### WHAT IS ASKED:
Could you extract every line of the records below verbatim, leaving the pictures out of your answer?
────────────────────────────────────────
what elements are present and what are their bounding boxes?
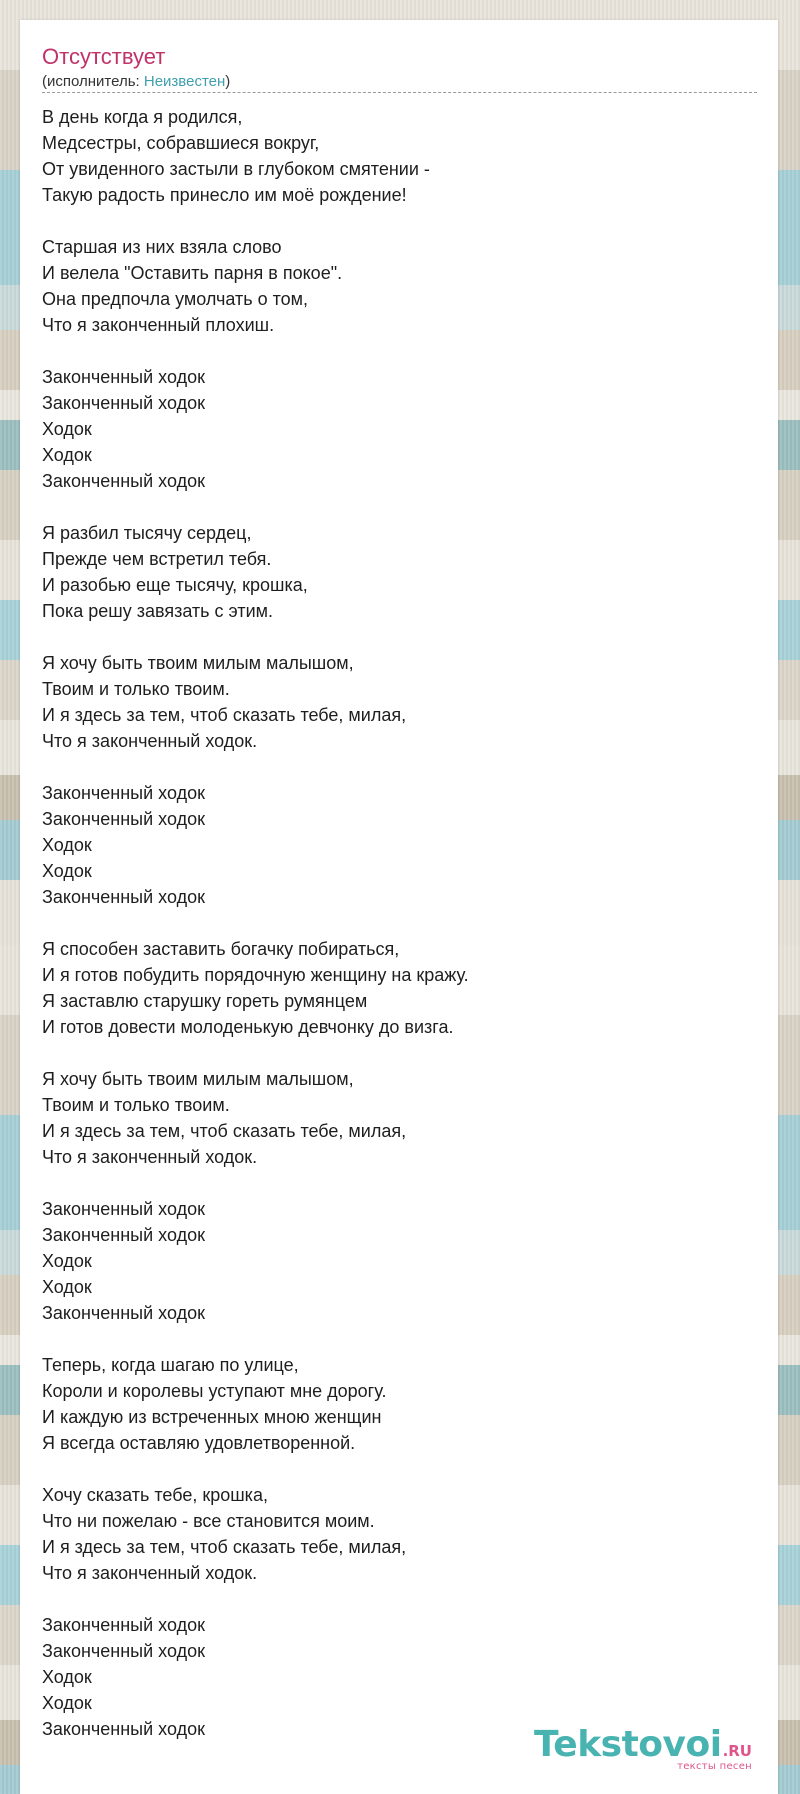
lyric-line: От увиденного застыли в глубоком смятении - <box>42 159 430 179</box>
lyric-line: Что я законченный ходок. <box>42 731 258 751</box>
stanza <box>42 650 762 754</box>
lyric-line: Ходок <box>42 835 92 855</box>
site-logo[interactable] <box>534 1724 752 1772</box>
lyric-line: Законченный ходок <box>42 809 205 829</box>
stanza <box>42 1066 762 1170</box>
stanza <box>42 104 762 208</box>
lyric-line: И велела "Оставить парня в покое". <box>42 263 343 283</box>
stanza <box>42 1196 762 1326</box>
logo-wordmark: Tekstovoi <box>534 1724 722 1765</box>
stanza <box>42 364 762 494</box>
lyric-line: Короли и королевы уступают мне дорогу. <box>42 1381 387 1401</box>
lyric-line: Законченный ходок <box>42 1615 205 1635</box>
lyric-line: Хочу сказать тебе, крошка, <box>42 1485 268 1505</box>
stanza <box>42 780 762 910</box>
performer-link[interactable]: Неизвестен <box>143 73 226 90</box>
lyric-line: Что я законченный ходок. <box>42 1563 258 1583</box>
title-divider <box>42 92 757 93</box>
lyric-line: Я способен заставить богачку побираться, <box>42 939 400 959</box>
lyric-line: Старшая из них взяла слово <box>42 237 282 257</box>
lyric-line: И я здесь за тем, чтоб сказать тебе, милая, <box>42 1121 407 1141</box>
lyric-line: И каждую из встреченных мною женщин <box>42 1407 382 1427</box>
lyric-line: И я здесь за тем, чтоб сказать тебе, милая, <box>42 1537 407 1557</box>
lyric-line: Ходок <box>42 445 92 465</box>
song-title: Отсутствует <box>42 44 166 69</box>
lyric-line: И готов довести молоденькую девчонку до визга. <box>42 1017 454 1037</box>
lyric-line: Ходок <box>42 1251 92 1271</box>
lyric-line: И я здесь за тем, чтоб сказать тебе, милая, <box>42 705 407 725</box>
lyric-line: Я хочу быть твоим милым малышом, <box>42 1069 354 1089</box>
lyric-line: Законченный ходок <box>42 887 205 907</box>
lyric-line: Законченный ходок <box>42 393 205 413</box>
stanza <box>42 520 762 624</box>
lyrics-card <box>20 20 778 1794</box>
lyric-line: Я заставлю старушку гореть румянцем <box>42 991 368 1011</box>
lyric-line: Что я законченный ходок. <box>42 1147 258 1167</box>
lyric-line: Медсестры, собравшиеся вокруг, <box>42 133 320 153</box>
lyric-line: И разобью еще тысячу, крошка, <box>42 575 308 595</box>
lyric-line: Ходок <box>42 1693 92 1713</box>
performer-line <box>42 73 230 91</box>
lyric-line: Законченный ходок <box>42 1303 205 1323</box>
lyric-line: Законченный ходок <box>42 1199 205 1219</box>
lyric-line: Законченный ходок <box>42 367 205 387</box>
performer-prefix: (исполнитель: <box>42 73 144 90</box>
lyric-line: Законченный ходок <box>42 1641 205 1661</box>
lyric-line: Законченный ходок <box>42 471 205 491</box>
lyric-line: Прежде чем встретил тебя. <box>42 549 272 569</box>
lyric-line: Ходок <box>42 419 92 439</box>
lyric-line: Я хочу быть твоим милым малышом, <box>42 653 354 673</box>
lyric-line: Твоим и только твоим. <box>42 679 230 699</box>
lyrics-text <box>42 104 762 1768</box>
lyric-line: Я разбил тысячу сердец, <box>42 523 252 543</box>
logo-tld: .RU <box>722 1742 752 1760</box>
stanza <box>42 936 762 1040</box>
stanza <box>42 1612 762 1742</box>
lyric-line: Законченный ходок <box>42 783 205 803</box>
lyric-line: Пока решу завязать с этим. <box>42 601 274 621</box>
lyric-line: Теперь, когда шагаю по улице, <box>42 1355 299 1375</box>
lyric-line: В день когда я родился, <box>42 107 243 127</box>
stanza <box>42 1482 762 1586</box>
lyric-line: И я готов побудить порядочную женщину на кражу. <box>42 965 469 985</box>
stanza <box>42 234 762 338</box>
performer-suffix: ) <box>225 73 231 90</box>
lyric-line: Ходок <box>42 1277 92 1297</box>
stanza <box>42 1352 762 1456</box>
lyric-line: Твоим и только твоим. <box>42 1095 230 1115</box>
lyric-line: Ходок <box>42 861 92 881</box>
lyric-line: Она предпочла умолчать о том, <box>42 289 309 309</box>
lyric-line: Что я законченный плохиш. <box>42 315 275 335</box>
lyric-line: Ходок <box>42 1667 92 1687</box>
lyric-line: Законченный ходок <box>42 1719 205 1739</box>
lyric-line: Законченный ходок <box>42 1225 205 1245</box>
lyric-line: Я всегда оставляю удовлетворенной. <box>42 1433 356 1453</box>
logo-tagline: тексты песен <box>677 1761 752 1772</box>
lyric-line: Такую радость принесло им моё рождение! <box>42 185 407 205</box>
lyric-line: Что ни пожелаю - все становится моим. <box>42 1511 375 1531</box>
────────────────────────────────────────
### SOLUTION FOR THIS EXERCISE:
what elements are present and what are their bounding boxes?
lyric-line: От увиденного застыли в глубоком смятении - <box>42 159 430 179</box>
lyric-line: Что я законченный ходок. <box>42 731 258 751</box>
stanza <box>42 650 762 754</box>
lyric-line: Ходок <box>42 835 92 855</box>
site-logo[interactable] <box>534 1724 752 1772</box>
lyric-line: Законченный ходок <box>42 809 205 829</box>
stanza <box>42 1066 762 1170</box>
stanza <box>42 104 762 208</box>
lyric-line: И велела "Оставить парня в покое". <box>42 263 343 283</box>
stanza <box>42 1196 762 1326</box>
logo-wordmark: Tekstovoi <box>534 1724 722 1765</box>
stanza <box>42 364 762 494</box>
lyric-line: Короли и королевы уступают мне дорогу. <box>42 1381 387 1401</box>
lyric-line: Законченный ходок <box>42 1615 205 1635</box>
lyric-line: Хочу сказать тебе, крошка, <box>42 1485 268 1505</box>
stanza <box>42 780 762 910</box>
performer-link[interactable]: Неизвестен <box>143 73 226 90</box>
lyric-line: Что я законченный ходок. <box>42 1563 258 1583</box>
title-divider <box>42 92 757 93</box>
lyric-line: Я способен заставить богачку побираться, <box>42 939 400 959</box>
lyric-line: Старшая из них взяла слово <box>42 237 282 257</box>
lyric-line: И я здесь за тем, чтоб сказать тебе, милая, <box>42 1121 407 1141</box>
lyric-line: И каждую из встреченных мною женщин <box>42 1407 382 1427</box>
lyric-line: И я здесь за тем, чтоб сказать тебе, милая, <box>42 1537 407 1557</box>
lyric-line: Ходок <box>42 445 92 465</box>
song-title: Отсутствует <box>42 44 166 69</box>
lyric-line: И готов довести молоденькую девчонку до визга. <box>42 1017 454 1037</box>
lyric-line: Ходок <box>42 1251 92 1271</box>
lyric-line: И я здесь за тем, чтоб сказать тебе, милая, <box>42 705 407 725</box>
lyric-line: Я хочу быть твоим милым малышом, <box>42 1069 354 1089</box>
lyric-line: Законченный ходок <box>42 887 205 907</box>
lyric-line: Законченный ходок <box>42 393 205 413</box>
stanza <box>42 520 762 624</box>
lyrics-card <box>20 20 778 1794</box>
lyric-line: Я заставлю старушку гореть румянцем <box>42 991 368 1011</box>
lyric-line: Что я законченный ходок. <box>42 1147 258 1167</box>
lyric-line: Медсестры, собравшиеся вокруг, <box>42 133 320 153</box>
lyric-line: И разобью еще тысячу, крошка, <box>42 575 308 595</box>
lyric-line: Ходок <box>42 1693 92 1713</box>
performer-line <box>42 73 230 91</box>
lyric-line: Законченный ходок <box>42 1303 205 1323</box>
lyric-line: Законченный ходок <box>42 1199 205 1219</box>
lyric-line: Законченный ходок <box>42 367 205 387</box>
performer-prefix: (исполнитель: <box>42 73 144 90</box>
lyric-line: Законченный ходок <box>42 1641 205 1661</box>
lyric-line: Законченный ходок <box>42 471 205 491</box>
lyric-line: Прежде чем встретил тебя. <box>42 549 272 569</box>
lyric-line: Ходок <box>42 419 92 439</box>
lyric-line: Я хочу быть твоим милым малышом, <box>42 653 354 673</box>
lyric-line: Твоим и только твоим. <box>42 679 230 699</box>
lyrics-text <box>42 104 762 1768</box>
lyric-line: Я разбил тысячу сердец, <box>42 523 252 543</box>
logo-tld: .RU <box>722 1742 752 1760</box>
stanza <box>42 936 762 1040</box>
stanza <box>42 1612 762 1742</box>
lyric-line: Законченный ходок <box>42 783 205 803</box>
lyric-line: Пока решу завязать с этим. <box>42 601 274 621</box>
lyric-line: Теперь, когда шагаю по улице, <box>42 1355 299 1375</box>
lyric-line: В день когда я родился, <box>42 107 243 127</box>
stanza <box>42 1482 762 1586</box>
lyric-line: И я готов побудить порядочную женщину на кражу. <box>42 965 469 985</box>
stanza <box>42 234 762 338</box>
performer-suffix: ) <box>225 73 231 90</box>
lyric-line: Ходок <box>42 1277 92 1297</box>
stanza <box>42 1352 762 1456</box>
lyric-line: Твоим и только твоим. <box>42 1095 230 1115</box>
lyric-line: Ходок <box>42 861 92 881</box>
lyric-line: Она предпочла умолчать о том, <box>42 289 309 309</box>
lyric-line: Что я законченный плохиш. <box>42 315 275 335</box>
lyric-line: Ходок <box>42 1667 92 1687</box>
lyric-line: Законченный ходок <box>42 1719 205 1739</box>
lyric-line: Законченный ходок <box>42 1225 205 1245</box>
lyric-line: Я всегда оставляю удовлетворенной. <box>42 1433 356 1453</box>
logo-tagline: тексты песен <box>677 1761 752 1772</box>
lyric-line: Такую радость принесло им моё рождение! <box>42 185 407 205</box>
lyric-line: Что ни пожелаю - все становится моим. <box>42 1511 375 1531</box>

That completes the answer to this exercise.